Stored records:
---
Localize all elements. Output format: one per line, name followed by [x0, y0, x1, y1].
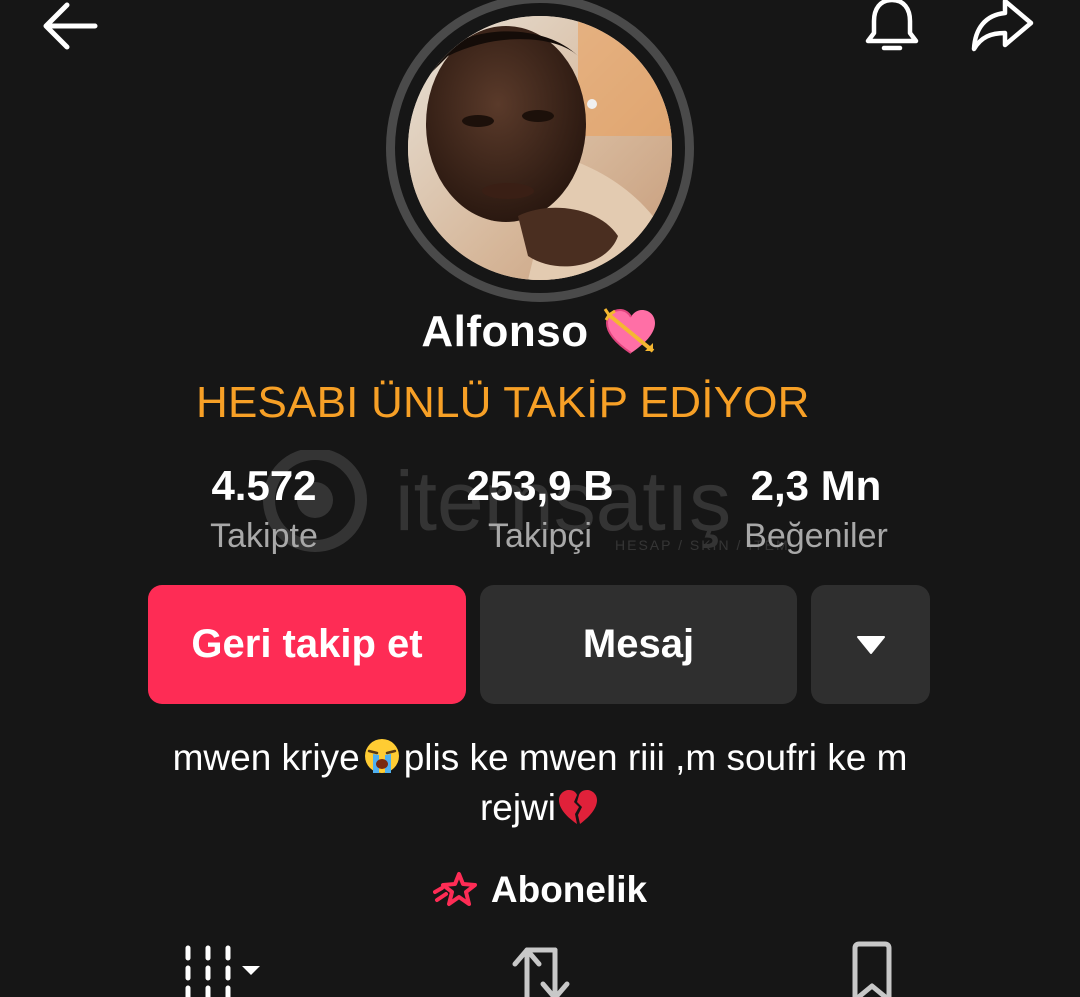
following-count: 4.572	[211, 462, 317, 509]
bio-text-1: mwen kriye	[172, 737, 360, 778]
profile-photo	[408, 16, 672, 280]
tab-reposts[interactable]	[500, 940, 580, 997]
avatar	[408, 16, 672, 280]
avatar-ring[interactable]	[386, 0, 694, 302]
more-options-button[interactable]	[811, 585, 930, 704]
bio-text-3: rejwi	[479, 787, 557, 828]
following-label: Takipte	[210, 517, 318, 555]
username-row: Alfonso	[0, 302, 1080, 362]
stat-likes[interactable]: 2,3 Mn Beğeniler	[706, 460, 926, 558]
tab-videos[interactable]	[168, 940, 268, 997]
broken-heart-emoji	[559, 790, 598, 824]
likes-label: Beğeniler	[744, 517, 888, 555]
bell-icon	[865, 0, 919, 51]
grid-videos-icon	[185, 945, 260, 997]
back-button[interactable]	[30, 0, 110, 56]
bio-text-2: plis ke mwen riii ,m soufri ke m	[403, 737, 908, 778]
username: Alfonso	[421, 307, 589, 356]
share-icon	[971, 0, 1034, 52]
repost-icon	[512, 947, 570, 997]
bookmark-icon	[852, 941, 892, 997]
likes-count: 2,3 Mn	[750, 462, 882, 509]
followers-count: 253,9 B	[466, 462, 614, 509]
shooting-star-icon	[432, 872, 477, 906]
loudly-crying-face-emoji	[364, 739, 399, 773]
followers-label: Takipçi	[488, 517, 592, 555]
share-button[interactable]	[962, 0, 1042, 56]
tagline: HESABI ÜNLÜ TAKİP EDİYOR	[196, 378, 810, 427]
bio: mwen kriye plis ke mwen riii ,m soufri k…	[100, 733, 980, 833]
stat-followers[interactable]: 253,9 B Takipçi	[430, 460, 650, 558]
follow-back-button[interactable]: Geri takip et	[148, 585, 466, 704]
message-button[interactable]: Mesaj	[480, 585, 797, 704]
heart-with-arrow-emoji	[603, 308, 655, 354]
stat-following[interactable]: 4.572 Takipte	[154, 460, 374, 558]
profile-page: Alfonso HESABI ÜNLÜ TAKİP EDİYOR itemsat…	[0, 0, 1080, 997]
caret-down-icon	[856, 635, 885, 654]
arrow-left-icon	[43, 2, 98, 50]
subscription-link[interactable]: Abonelik	[0, 862, 1080, 918]
tab-saved[interactable]	[832, 940, 912, 997]
subscription-label: Abonelik	[490, 869, 648, 910]
notification-button[interactable]	[852, 0, 932, 56]
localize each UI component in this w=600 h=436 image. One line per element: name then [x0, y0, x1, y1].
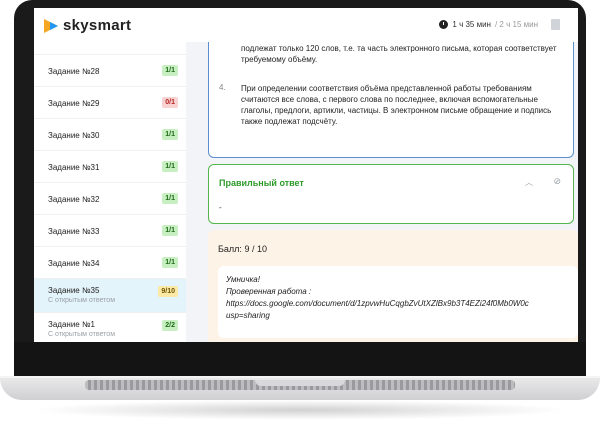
sidebar-item-label: Задание №35: [48, 286, 100, 295]
sidebar-item-task[interactable]: Задание №32 1/1: [34, 183, 186, 215]
book-icon[interactable]: [551, 19, 560, 30]
laptop-shadow: [30, 400, 570, 420]
sidebar: Задание №28 1/1 Задание №29 0/1 Задание №30 1…: [34, 42, 187, 342]
task-text-card: подлежат только 120 слов, т.е. та часть …: [208, 42, 574, 158]
sidebar-item-label: Задание №32: [48, 195, 100, 204]
sidebar-item-label: Задание №33: [48, 227, 100, 236]
main-content: подлежат только 120 слов, т.е. та часть …: [186, 42, 578, 342]
status-badge: 1/1: [162, 225, 178, 236]
score-value: 9 / 10: [244, 244, 267, 254]
topbar: 1 ч 35 мин / 2 ч 15 мин: [186, 8, 578, 42]
sidebar-item-task[interactable]: Задание №29 0/1: [34, 87, 186, 119]
sidebar-item-task[interactable]: Задание №34 1/1: [34, 247, 186, 279]
timer-elapsed: 1 ч 35 мин: [452, 20, 491, 29]
sidebar-item-task[interactable]: Задание №30 1/1: [34, 119, 186, 151]
sidebar-item-subtitle: С открытым ответом: [48, 331, 116, 338]
chevron-up-icon[interactable]: ︿: [525, 177, 533, 188]
sidebar-item-task[interactable]: Задание №1 С открытым ответом 2/2: [34, 313, 186, 342]
status-badge: 1/1: [162, 161, 178, 172]
sidebar-item-label: Задание №34: [48, 259, 100, 268]
correct-answer-title: Правильный ответ: [219, 178, 304, 188]
sidebar-item-label: Задание №31: [48, 163, 100, 172]
correct-answer-value: -: [219, 203, 222, 212]
score-label: Балл:: [218, 244, 242, 254]
status-badge: 1/1: [162, 193, 178, 204]
comment-line: usp=sharing: [226, 311, 270, 320]
comment-link[interactable]: https://docs.google.com/document/d/1zpvw…: [226, 298, 529, 309]
sidebar-item-label: Задание №1: [48, 320, 95, 329]
task-text-top: подлежат только 120 слов, т.е. та часть …: [241, 44, 557, 64]
status-badge: 1/1: [162, 257, 178, 268]
teacher-comment: Умничка! Проверенная работа : https://do…: [218, 266, 578, 338]
sidebar-item-task[interactable]: Задание №35 С открытым ответом 9/10: [34, 279, 186, 313]
status-badge: 2/2: [162, 320, 178, 331]
screen-bezel: [14, 342, 586, 378]
comment-line: Проверенная работа :: [226, 287, 312, 296]
sidebar-item-task[interactable]: Задание №33 1/1: [34, 215, 186, 247]
score-card: Балл: 9 / 10 Умничка! Проверенная работа…: [208, 230, 578, 342]
sidebar-item-label: Задание №28: [48, 67, 100, 76]
score: Балл: 9 / 10: [218, 244, 267, 254]
sidebar-item-label: Задание №29: [48, 99, 100, 108]
sidebar-item-task[interactable]: Задание №28 1/1: [34, 55, 186, 87]
sidebar-item-task[interactable]: Задание №31 1/1: [34, 151, 186, 183]
status-badge: 0/1: [162, 97, 178, 108]
laptop-lid: skysmart 1 ч 35 мин / 2 ч 15 мин Задание…: [14, 0, 586, 378]
clock-icon: [439, 20, 449, 29]
eye-off-icon[interactable]: ⊘: [553, 176, 561, 187]
timer: 1 ч 35 мин / 2 ч 15 мин: [439, 20, 538, 29]
screen: skysmart 1 ч 35 мин / 2 ч 15 мин Задание…: [34, 8, 578, 342]
status-badge: 1/1: [162, 65, 178, 76]
laptop-notch: [255, 380, 345, 386]
list-item-number: 4.: [219, 83, 226, 92]
status-badge: 9/10: [158, 286, 178, 297]
sidebar-item-subtitle: С открытым ответом: [48, 297, 116, 304]
sidebar-item-label: Задание №30: [48, 131, 100, 140]
timer-total: / 2 ч 15 мин: [494, 20, 538, 29]
task-text-item: При определении соответствия объёма пред…: [241, 84, 552, 126]
sidebar-item-partial[interactable]: [34, 23, 186, 55]
correct-answer-card: Правильный ответ ︿ ⊘ -: [208, 164, 574, 224]
status-badge: 1/1: [162, 129, 178, 140]
comment-line: Умничка!: [226, 275, 260, 284]
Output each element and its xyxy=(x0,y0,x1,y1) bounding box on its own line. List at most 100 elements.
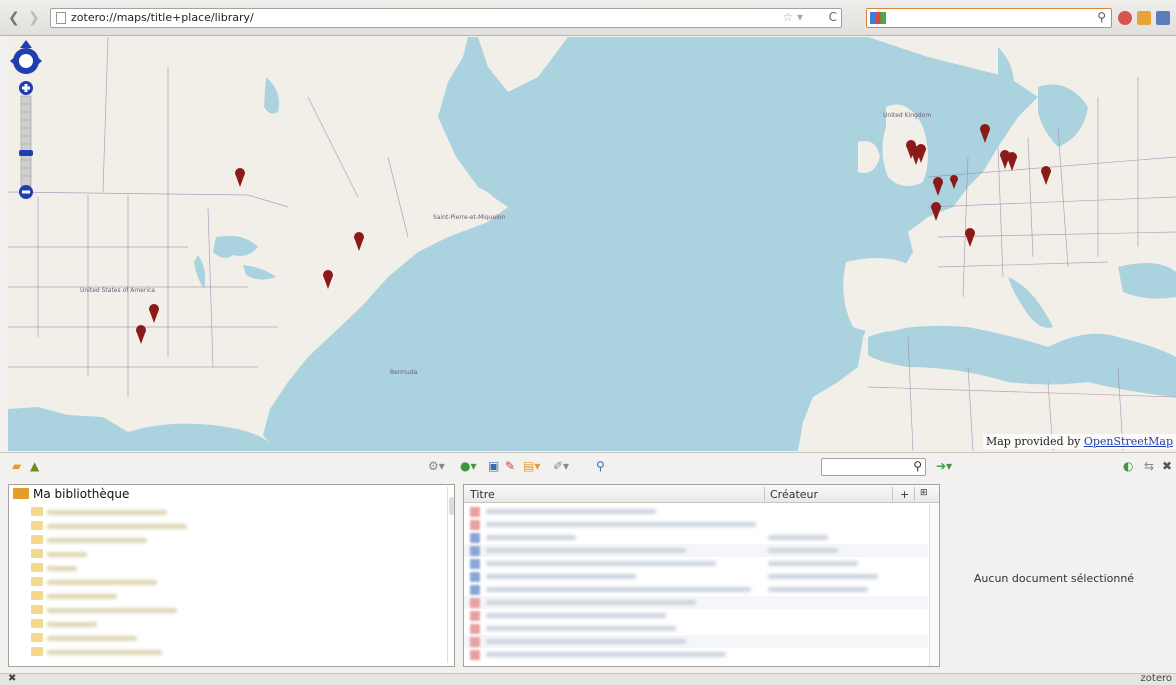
---
WRITTEN PROBLEM :: Extract every line of the listing that contains the string "subtitle", matching its case exactly.

TASK OUTPUT ::
sidebar-item-subtitle: С открытым ответом: [48, 331, 116, 338]
sidebar-item-subtitle: С открытым ответом: [48, 297, 116, 304]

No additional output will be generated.